- **Goal**
Make an exact copy of all the material below, apart from the pictures.

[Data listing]

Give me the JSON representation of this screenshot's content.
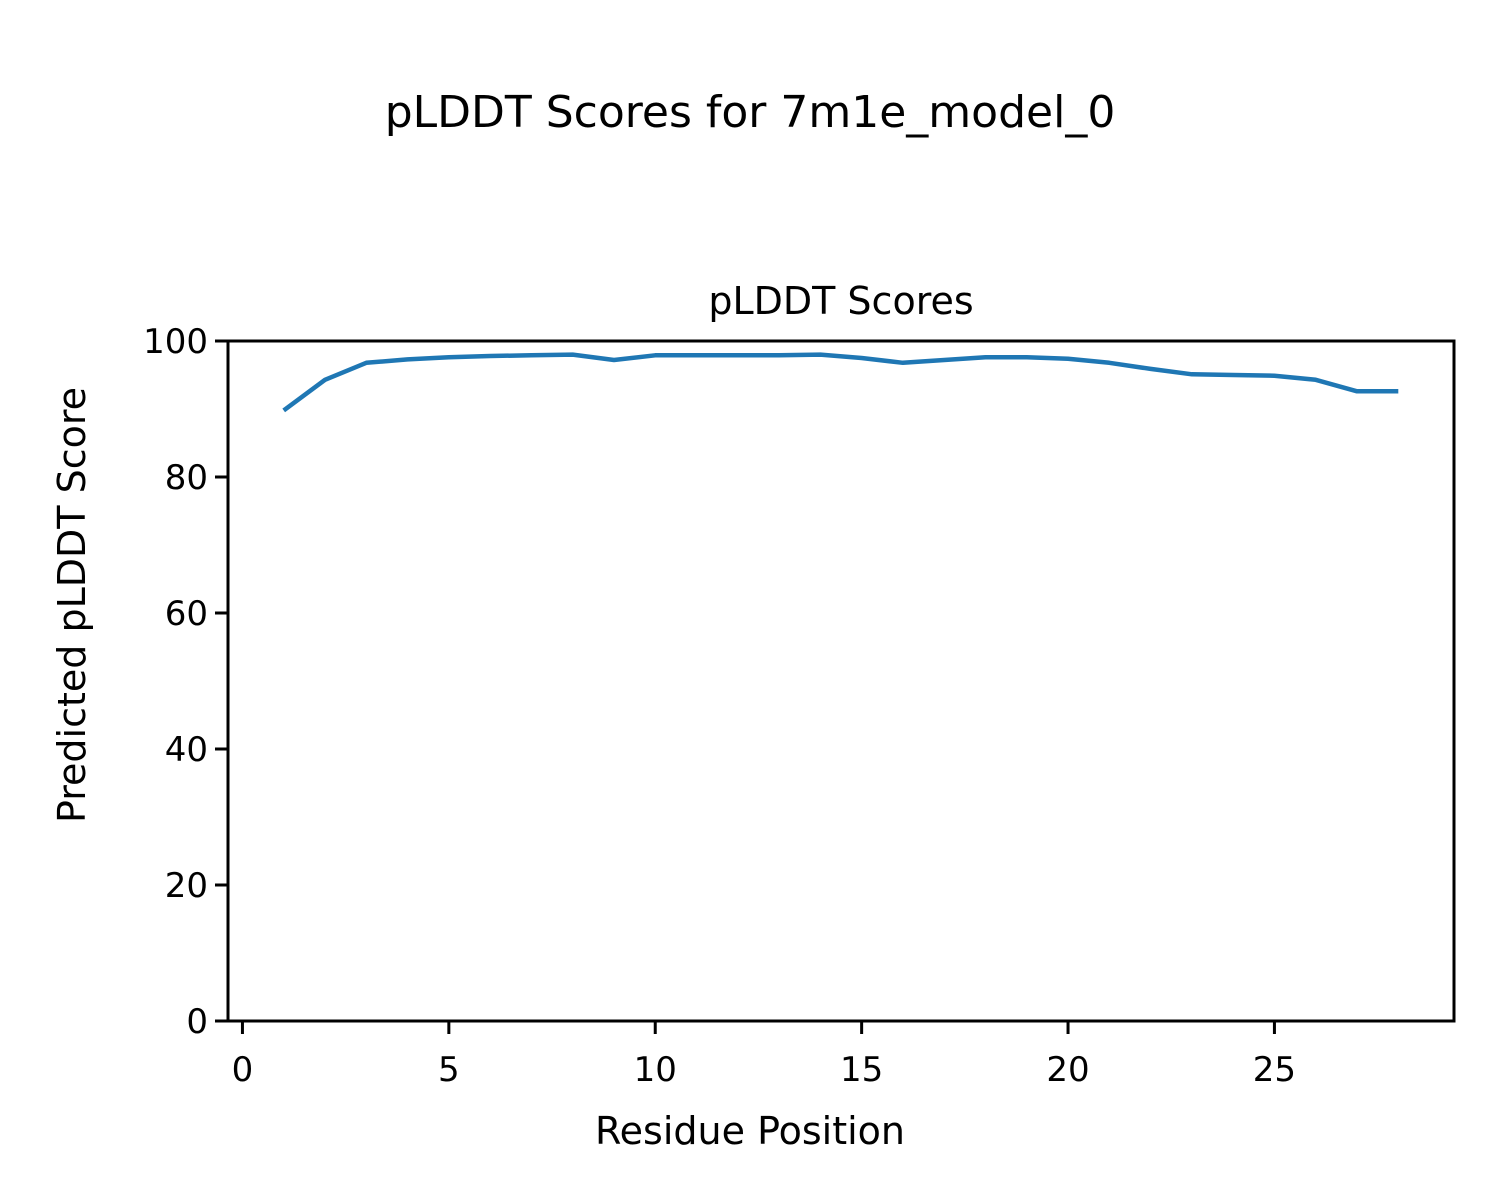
{
  "figure": {
    "suptitle": "pLDDT Scores for 7m1e_model_0"
  },
  "chart_data": {
    "type": "line",
    "title": "pLDDT Scores",
    "xlabel": "Residue Position",
    "ylabel": "Predicted pLDDT Score",
    "x": [
      1,
      2,
      3,
      4,
      5,
      6,
      7,
      8,
      9,
      10,
      11,
      12,
      13,
      14,
      15,
      16,
      17,
      18,
      19,
      20,
      21,
      22,
      23,
      24,
      25,
      26,
      27,
      28
    ],
    "series": [
      {
        "name": "pLDDT",
        "values": [
          89.8,
          94.3,
          96.8,
          97.3,
          97.6,
          97.8,
          97.9,
          98.0,
          97.2,
          97.9,
          97.9,
          97.9,
          97.9,
          98.0,
          97.5,
          96.8,
          97.2,
          97.6,
          97.6,
          97.4,
          96.8,
          95.9,
          95.1,
          95.0,
          94.9,
          94.3,
          92.6,
          92.6
        ]
      }
    ],
    "xticks": [
      0,
      5,
      10,
      15,
      20,
      25
    ],
    "yticks": [
      0,
      20,
      40,
      60,
      80,
      100
    ],
    "xlim": [
      -0.35,
      29.35
    ],
    "ylim": [
      0,
      100
    ],
    "line_color": "#1f77b4",
    "axis_color": "#000000",
    "grid": false,
    "legend": "none"
  }
}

- **The solution**
Give me the JSON representation of this screenshot's content.
{
  "figure": {
    "suptitle": "pLDDT Scores for 7m1e_model_0"
  },
  "chart_data": {
    "type": "line",
    "title": "pLDDT Scores",
    "xlabel": "Residue Position",
    "ylabel": "Predicted pLDDT Score",
    "x": [
      1,
      2,
      3,
      4,
      5,
      6,
      7,
      8,
      9,
      10,
      11,
      12,
      13,
      14,
      15,
      16,
      17,
      18,
      19,
      20,
      21,
      22,
      23,
      24,
      25,
      26,
      27,
      28
    ],
    "series": [
      {
        "name": "pLDDT",
        "values": [
          89.8,
          94.3,
          96.8,
          97.3,
          97.6,
          97.8,
          97.9,
          98.0,
          97.2,
          97.9,
          97.9,
          97.9,
          97.9,
          98.0,
          97.5,
          96.8,
          97.2,
          97.6,
          97.6,
          97.4,
          96.8,
          95.9,
          95.1,
          95.0,
          94.9,
          94.3,
          92.6,
          92.6
        ]
      }
    ],
    "xticks": [
      0,
      5,
      10,
      15,
      20,
      25
    ],
    "yticks": [
      0,
      20,
      40,
      60,
      80,
      100
    ],
    "xlim": [
      -0.35,
      29.35
    ],
    "ylim": [
      0,
      100
    ],
    "line_color": "#1f77b4",
    "axis_color": "#000000",
    "grid": false,
    "legend": "none"
  }
}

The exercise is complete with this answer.